(REQUEST)
Transcribe the listing below word for word.

(Data entries for graphics)

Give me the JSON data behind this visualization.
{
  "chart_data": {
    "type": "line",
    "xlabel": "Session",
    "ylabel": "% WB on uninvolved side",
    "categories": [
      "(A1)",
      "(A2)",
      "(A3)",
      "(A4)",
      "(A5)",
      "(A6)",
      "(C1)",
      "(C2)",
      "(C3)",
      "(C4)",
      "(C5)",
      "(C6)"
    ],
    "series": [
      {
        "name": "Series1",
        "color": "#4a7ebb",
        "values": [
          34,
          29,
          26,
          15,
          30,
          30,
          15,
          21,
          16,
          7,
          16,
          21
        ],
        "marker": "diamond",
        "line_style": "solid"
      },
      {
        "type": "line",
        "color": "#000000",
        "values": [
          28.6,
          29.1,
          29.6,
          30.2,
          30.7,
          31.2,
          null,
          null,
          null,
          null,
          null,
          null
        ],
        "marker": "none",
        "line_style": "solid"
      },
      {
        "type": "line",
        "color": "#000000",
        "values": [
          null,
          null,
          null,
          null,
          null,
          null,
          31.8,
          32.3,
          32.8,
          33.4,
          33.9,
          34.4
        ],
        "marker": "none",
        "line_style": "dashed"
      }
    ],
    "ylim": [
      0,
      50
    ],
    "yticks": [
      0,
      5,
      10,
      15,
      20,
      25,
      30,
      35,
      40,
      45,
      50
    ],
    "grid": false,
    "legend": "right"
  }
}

(SOLVED PROBLEM)
Give me the JSON data behind this visualization.
{
  "chart_data": {
    "type": "line",
    "xlabel": "Session",
    "ylabel": "% WB on uninvolved side",
    "categories": [
      "(A1)",
      "(A2)",
      "(A3)",
      "(A4)",
      "(A5)",
      "(A6)",
      "(C1)",
      "(C2)",
      "(C3)",
      "(C4)",
      "(C5)",
      "(C6)"
    ],
    "series": [
      {
        "name": "Series1",
        "color": "#4a7ebb",
        "values": [
          34,
          29,
          26,
          15,
          30,
          30,
          15,
          21,
          16,
          7,
          16,
          21
        ],
        "marker": "diamond",
        "line_style": "solid"
      },
      {
        "type": "line",
        "color": "#000000",
        "values": [
          28.6,
          29.1,
          29.6,
          30.2,
          30.7,
          31.2,
          null,
          null,
          null,
          null,
          null,
          null
        ],
        "marker": "none",
        "line_style": "solid"
      },
      {
        "type": "line",
        "color": "#000000",
        "values": [
          null,
          null,
          null,
          null,
          null,
          null,
          31.8,
          32.3,
          32.8,
          33.4,
          33.9,
          34.4
        ],
        "marker": "none",
        "line_style": "dashed"
      }
    ],
    "ylim": [
      0,
      50
    ],
    "yticks": [
      0,
      5,
      10,
      15,
      20,
      25,
      30,
      35,
      40,
      45,
      50
    ],
    "grid": false,
    "legend": "right"
  }
}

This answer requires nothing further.